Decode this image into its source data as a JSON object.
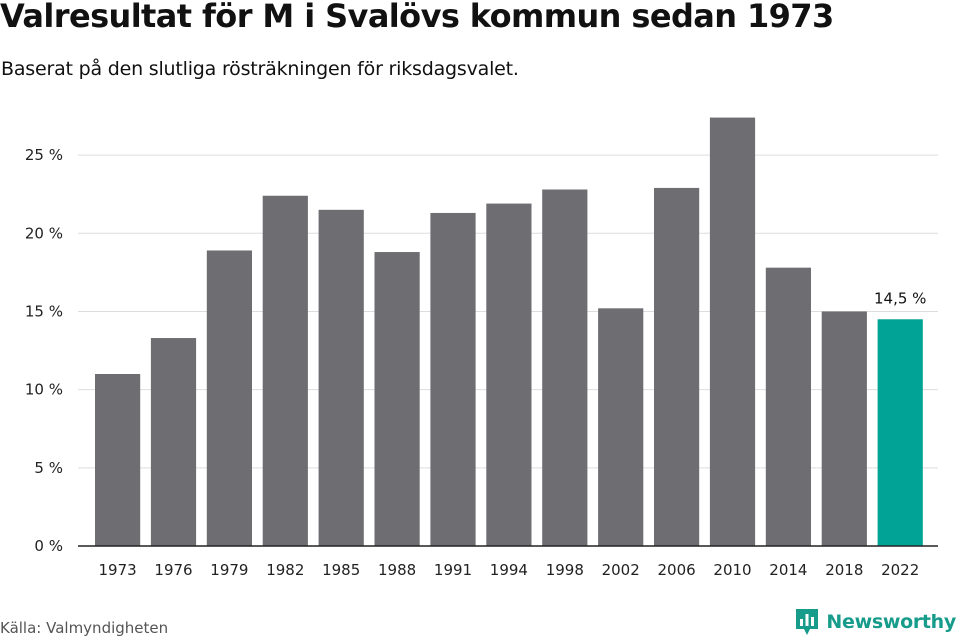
{
  "title": "Valresultat för M i Svalövs kommun sedan 1973",
  "subtitle": "Baserat på den slutliga rösträkningen för riksdagsvalet.",
  "source": "Källa: Valmyndigheten",
  "brand": {
    "name": "Newsworthy",
    "logo_icon": "newsworthy-logo-icon",
    "color": "#179c8c"
  },
  "chart_data": {
    "type": "bar",
    "title": "Valresultat för M i Svalövs kommun sedan 1973",
    "subtitle": "Baserat på den slutliga rösträkningen för riksdagsvalet.",
    "xlabel": "",
    "ylabel": "",
    "categories": [
      "1973",
      "1976",
      "1979",
      "1982",
      "1985",
      "1988",
      "1991",
      "1994",
      "1998",
      "2002",
      "2006",
      "2010",
      "2014",
      "2018",
      "2022"
    ],
    "values": [
      11.0,
      13.3,
      18.9,
      22.4,
      21.5,
      18.8,
      21.3,
      21.9,
      22.8,
      15.2,
      22.9,
      27.4,
      17.8,
      15.0,
      14.5
    ],
    "ylim": [
      0,
      27.5
    ],
    "yticks": [
      0,
      5,
      10,
      15,
      20,
      25
    ],
    "ytick_labels": [
      "0 %",
      "5 %",
      "10 %",
      "15 %",
      "20 %",
      "25 %"
    ],
    "grid": true,
    "legend": "none",
    "colors": {
      "bar": "#6e6d72",
      "highlight": "#00a396",
      "grid": "#dddddd",
      "axis": "#222222"
    },
    "highlight_index": 14,
    "annotations": [
      {
        "category": "2022",
        "text": "14,5 %"
      }
    ]
  }
}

_ _ _ _ _

Written task:
Quote the data exactly, leaving every image out of the copy.

Final result:
Decode this image into its source data as a JSON object.
{
  "title": "Valresultat för M i Svalövs kommun sedan 1973",
  "subtitle": "Baserat på den slutliga rösträkningen för riksdagsvalet.",
  "source": "Källa: Valmyndigheten",
  "brand": {
    "name": "Newsworthy",
    "logo_icon": "newsworthy-logo-icon",
    "color": "#179c8c"
  },
  "chart_data": {
    "type": "bar",
    "title": "Valresultat för M i Svalövs kommun sedan 1973",
    "subtitle": "Baserat på den slutliga rösträkningen för riksdagsvalet.",
    "xlabel": "",
    "ylabel": "",
    "categories": [
      "1973",
      "1976",
      "1979",
      "1982",
      "1985",
      "1988",
      "1991",
      "1994",
      "1998",
      "2002",
      "2006",
      "2010",
      "2014",
      "2018",
      "2022"
    ],
    "values": [
      11.0,
      13.3,
      18.9,
      22.4,
      21.5,
      18.8,
      21.3,
      21.9,
      22.8,
      15.2,
      22.9,
      27.4,
      17.8,
      15.0,
      14.5
    ],
    "ylim": [
      0,
      27.5
    ],
    "yticks": [
      0,
      5,
      10,
      15,
      20,
      25
    ],
    "ytick_labels": [
      "0 %",
      "5 %",
      "10 %",
      "15 %",
      "20 %",
      "25 %"
    ],
    "grid": true,
    "legend": "none",
    "colors": {
      "bar": "#6e6d72",
      "highlight": "#00a396",
      "grid": "#dddddd",
      "axis": "#222222"
    },
    "highlight_index": 14,
    "annotations": [
      {
        "category": "2022",
        "text": "14,5 %"
      }
    ]
  }
}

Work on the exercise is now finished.